A single number is the answer here: how many lines of the entries contain "volter"?

— begin DATA —

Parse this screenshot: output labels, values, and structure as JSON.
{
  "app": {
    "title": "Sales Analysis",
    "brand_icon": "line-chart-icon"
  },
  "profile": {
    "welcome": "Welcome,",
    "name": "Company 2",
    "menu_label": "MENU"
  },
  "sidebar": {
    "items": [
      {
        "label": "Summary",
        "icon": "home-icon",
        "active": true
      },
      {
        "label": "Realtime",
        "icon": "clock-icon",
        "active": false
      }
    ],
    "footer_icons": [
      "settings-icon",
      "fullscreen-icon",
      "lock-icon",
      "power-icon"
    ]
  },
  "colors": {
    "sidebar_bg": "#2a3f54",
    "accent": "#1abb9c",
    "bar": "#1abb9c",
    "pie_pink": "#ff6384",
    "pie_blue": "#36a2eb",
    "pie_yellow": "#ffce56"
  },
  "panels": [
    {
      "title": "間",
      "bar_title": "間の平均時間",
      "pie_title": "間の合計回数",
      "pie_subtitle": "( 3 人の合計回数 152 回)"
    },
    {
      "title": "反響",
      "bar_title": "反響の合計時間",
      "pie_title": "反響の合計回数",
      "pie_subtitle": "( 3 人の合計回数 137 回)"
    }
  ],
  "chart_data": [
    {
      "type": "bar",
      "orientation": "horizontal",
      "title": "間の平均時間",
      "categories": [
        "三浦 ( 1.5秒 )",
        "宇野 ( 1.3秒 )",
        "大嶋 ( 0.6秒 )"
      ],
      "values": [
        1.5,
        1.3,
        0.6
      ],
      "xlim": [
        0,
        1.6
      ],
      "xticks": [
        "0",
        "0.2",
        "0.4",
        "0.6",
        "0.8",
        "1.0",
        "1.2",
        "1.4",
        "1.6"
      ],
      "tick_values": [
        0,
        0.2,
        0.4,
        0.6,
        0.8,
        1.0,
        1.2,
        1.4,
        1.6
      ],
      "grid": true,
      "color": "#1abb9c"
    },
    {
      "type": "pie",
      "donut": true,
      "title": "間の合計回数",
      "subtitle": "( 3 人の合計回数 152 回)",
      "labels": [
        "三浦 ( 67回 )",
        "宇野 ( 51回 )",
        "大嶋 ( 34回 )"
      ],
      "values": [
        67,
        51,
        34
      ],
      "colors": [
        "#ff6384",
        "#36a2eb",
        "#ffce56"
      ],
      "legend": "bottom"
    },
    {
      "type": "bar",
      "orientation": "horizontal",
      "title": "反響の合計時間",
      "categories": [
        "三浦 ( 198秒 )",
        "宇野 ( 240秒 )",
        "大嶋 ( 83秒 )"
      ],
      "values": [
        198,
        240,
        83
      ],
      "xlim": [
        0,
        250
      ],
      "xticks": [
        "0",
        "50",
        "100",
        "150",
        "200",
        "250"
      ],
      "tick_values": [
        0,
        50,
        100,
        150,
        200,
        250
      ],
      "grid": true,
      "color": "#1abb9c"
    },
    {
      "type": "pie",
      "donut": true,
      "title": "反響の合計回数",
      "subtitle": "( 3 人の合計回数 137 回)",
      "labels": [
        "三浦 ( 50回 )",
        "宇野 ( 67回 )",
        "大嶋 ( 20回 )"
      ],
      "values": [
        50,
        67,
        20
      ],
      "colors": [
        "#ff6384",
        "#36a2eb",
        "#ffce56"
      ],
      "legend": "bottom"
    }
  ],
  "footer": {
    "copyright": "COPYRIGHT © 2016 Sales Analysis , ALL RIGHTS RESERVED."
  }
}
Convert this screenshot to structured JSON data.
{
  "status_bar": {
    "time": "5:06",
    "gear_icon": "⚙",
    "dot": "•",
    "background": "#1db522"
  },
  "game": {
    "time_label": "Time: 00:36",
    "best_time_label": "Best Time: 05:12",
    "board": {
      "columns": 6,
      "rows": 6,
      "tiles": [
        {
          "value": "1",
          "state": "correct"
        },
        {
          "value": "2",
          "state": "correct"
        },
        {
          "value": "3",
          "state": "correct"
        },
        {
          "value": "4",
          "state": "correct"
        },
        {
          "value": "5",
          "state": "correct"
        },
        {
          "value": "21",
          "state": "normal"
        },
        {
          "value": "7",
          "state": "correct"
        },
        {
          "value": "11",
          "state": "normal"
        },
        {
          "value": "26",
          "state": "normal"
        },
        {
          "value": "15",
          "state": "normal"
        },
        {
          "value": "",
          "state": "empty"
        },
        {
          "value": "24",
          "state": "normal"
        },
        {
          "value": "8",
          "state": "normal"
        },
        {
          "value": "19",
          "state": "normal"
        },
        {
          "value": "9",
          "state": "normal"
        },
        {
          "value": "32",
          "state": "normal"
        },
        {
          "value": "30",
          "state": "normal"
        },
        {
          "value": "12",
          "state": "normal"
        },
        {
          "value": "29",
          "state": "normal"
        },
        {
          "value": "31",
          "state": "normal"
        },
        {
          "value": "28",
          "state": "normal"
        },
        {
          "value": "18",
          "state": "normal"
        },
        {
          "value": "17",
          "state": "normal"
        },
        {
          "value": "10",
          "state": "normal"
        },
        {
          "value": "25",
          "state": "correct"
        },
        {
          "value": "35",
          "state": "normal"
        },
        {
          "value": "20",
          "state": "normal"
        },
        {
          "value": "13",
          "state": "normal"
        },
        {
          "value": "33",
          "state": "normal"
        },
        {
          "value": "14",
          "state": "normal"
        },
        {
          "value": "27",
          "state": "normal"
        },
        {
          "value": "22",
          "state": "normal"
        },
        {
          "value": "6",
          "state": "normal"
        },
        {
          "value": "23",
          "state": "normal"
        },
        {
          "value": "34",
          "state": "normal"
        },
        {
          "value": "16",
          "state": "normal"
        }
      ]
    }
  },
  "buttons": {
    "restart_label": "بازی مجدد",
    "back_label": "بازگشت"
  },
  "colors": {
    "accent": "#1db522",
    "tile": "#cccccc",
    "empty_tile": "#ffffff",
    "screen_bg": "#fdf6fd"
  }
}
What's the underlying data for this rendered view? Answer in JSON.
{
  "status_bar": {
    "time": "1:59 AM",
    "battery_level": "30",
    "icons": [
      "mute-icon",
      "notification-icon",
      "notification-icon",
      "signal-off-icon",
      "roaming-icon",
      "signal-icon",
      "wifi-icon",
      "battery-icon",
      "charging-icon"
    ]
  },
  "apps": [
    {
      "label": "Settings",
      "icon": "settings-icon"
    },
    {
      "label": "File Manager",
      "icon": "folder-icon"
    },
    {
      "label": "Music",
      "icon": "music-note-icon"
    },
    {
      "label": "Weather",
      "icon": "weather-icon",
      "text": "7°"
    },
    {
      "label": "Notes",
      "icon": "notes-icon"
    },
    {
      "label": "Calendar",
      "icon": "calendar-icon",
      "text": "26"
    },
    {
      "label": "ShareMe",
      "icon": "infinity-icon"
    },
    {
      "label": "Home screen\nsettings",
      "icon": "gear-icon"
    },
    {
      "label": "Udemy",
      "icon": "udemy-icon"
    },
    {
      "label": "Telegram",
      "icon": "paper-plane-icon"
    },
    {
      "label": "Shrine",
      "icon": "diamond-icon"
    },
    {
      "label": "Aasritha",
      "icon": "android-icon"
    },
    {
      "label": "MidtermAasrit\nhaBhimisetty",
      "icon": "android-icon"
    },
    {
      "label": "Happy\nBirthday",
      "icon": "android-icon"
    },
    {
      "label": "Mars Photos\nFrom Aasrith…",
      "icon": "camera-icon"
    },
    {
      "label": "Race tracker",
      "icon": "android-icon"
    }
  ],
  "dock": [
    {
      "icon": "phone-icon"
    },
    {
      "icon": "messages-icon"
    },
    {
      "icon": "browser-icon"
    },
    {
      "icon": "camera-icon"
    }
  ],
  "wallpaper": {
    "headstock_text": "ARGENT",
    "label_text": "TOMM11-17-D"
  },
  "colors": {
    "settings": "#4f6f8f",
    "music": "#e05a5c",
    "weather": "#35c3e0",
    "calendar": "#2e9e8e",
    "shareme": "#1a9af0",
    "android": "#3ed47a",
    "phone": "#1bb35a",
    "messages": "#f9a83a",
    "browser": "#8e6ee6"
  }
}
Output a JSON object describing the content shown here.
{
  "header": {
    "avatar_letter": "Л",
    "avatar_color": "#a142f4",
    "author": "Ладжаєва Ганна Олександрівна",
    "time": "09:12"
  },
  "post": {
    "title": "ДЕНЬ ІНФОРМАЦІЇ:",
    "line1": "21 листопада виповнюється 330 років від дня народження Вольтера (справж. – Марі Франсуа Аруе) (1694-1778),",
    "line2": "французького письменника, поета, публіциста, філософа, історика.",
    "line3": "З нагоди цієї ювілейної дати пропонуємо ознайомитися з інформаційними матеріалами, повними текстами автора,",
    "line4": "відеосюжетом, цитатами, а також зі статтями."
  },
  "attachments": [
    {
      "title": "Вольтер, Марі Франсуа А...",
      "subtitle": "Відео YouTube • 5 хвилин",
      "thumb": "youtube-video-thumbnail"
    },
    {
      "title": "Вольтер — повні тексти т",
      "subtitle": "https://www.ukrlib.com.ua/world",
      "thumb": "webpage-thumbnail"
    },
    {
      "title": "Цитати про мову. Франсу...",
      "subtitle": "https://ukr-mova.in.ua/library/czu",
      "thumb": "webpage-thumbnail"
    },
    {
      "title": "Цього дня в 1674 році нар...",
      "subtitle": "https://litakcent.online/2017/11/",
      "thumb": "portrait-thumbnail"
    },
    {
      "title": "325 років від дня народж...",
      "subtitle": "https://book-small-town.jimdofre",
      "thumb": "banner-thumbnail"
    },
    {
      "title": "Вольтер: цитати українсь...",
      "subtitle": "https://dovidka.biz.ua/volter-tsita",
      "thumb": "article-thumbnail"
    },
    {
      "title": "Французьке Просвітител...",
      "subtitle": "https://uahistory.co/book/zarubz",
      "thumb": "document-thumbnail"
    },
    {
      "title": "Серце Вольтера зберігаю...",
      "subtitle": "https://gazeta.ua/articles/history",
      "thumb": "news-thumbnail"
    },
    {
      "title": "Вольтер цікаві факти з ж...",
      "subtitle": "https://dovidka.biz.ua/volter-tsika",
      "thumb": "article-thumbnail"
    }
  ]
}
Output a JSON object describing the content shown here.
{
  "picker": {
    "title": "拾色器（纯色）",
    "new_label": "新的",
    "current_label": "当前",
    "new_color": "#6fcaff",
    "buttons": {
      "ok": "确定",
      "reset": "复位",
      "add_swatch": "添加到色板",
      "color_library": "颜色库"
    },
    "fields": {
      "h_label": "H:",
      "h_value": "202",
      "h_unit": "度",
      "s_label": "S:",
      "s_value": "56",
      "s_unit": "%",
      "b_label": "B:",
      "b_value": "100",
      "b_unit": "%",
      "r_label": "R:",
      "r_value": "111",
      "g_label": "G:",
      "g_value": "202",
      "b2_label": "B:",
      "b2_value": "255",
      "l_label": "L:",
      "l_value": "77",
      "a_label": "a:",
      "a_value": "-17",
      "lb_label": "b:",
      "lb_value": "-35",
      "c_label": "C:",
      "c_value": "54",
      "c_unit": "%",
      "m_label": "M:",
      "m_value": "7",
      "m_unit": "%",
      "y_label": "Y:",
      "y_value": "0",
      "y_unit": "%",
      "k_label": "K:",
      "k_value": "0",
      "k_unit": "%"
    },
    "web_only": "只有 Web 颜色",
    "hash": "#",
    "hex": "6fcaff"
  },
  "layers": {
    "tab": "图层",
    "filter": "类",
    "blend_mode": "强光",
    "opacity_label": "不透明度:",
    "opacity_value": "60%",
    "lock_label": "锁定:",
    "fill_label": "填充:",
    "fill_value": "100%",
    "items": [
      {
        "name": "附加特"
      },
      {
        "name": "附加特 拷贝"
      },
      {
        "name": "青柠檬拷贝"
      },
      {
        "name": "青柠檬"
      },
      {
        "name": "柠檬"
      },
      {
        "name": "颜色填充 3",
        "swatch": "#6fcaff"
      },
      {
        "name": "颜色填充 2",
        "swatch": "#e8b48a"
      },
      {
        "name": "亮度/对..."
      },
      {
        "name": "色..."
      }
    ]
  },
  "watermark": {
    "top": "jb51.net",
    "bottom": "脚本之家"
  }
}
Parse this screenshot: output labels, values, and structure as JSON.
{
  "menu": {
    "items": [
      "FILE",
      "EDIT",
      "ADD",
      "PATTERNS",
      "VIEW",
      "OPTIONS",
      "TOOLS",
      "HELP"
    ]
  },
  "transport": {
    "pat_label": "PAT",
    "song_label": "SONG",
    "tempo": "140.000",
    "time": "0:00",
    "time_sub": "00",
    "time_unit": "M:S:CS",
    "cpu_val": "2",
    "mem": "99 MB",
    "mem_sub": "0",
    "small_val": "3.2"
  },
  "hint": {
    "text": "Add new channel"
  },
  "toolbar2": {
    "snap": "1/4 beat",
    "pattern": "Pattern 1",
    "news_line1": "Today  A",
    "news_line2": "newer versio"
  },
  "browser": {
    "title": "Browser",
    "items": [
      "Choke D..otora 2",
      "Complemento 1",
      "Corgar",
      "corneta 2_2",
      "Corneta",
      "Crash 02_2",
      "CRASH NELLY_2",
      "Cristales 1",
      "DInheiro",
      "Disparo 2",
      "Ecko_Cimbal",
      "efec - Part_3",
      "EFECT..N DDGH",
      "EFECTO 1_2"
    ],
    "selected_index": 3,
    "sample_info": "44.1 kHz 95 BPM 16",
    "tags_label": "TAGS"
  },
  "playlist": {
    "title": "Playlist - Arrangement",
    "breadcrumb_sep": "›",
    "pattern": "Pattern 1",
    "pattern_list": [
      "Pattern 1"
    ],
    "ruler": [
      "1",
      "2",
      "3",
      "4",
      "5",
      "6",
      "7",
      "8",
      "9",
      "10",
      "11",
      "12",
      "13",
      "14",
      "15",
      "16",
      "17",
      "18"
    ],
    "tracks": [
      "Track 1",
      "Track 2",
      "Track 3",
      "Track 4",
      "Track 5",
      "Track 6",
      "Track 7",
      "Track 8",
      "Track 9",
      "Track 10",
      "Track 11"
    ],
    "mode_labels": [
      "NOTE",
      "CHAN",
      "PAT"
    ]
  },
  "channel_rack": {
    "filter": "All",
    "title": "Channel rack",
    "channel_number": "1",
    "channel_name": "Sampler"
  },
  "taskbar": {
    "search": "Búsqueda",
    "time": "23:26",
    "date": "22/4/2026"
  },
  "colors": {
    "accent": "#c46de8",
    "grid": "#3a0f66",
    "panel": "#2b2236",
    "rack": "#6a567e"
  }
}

— end DATA —

- [TASK SOLUTION]: 2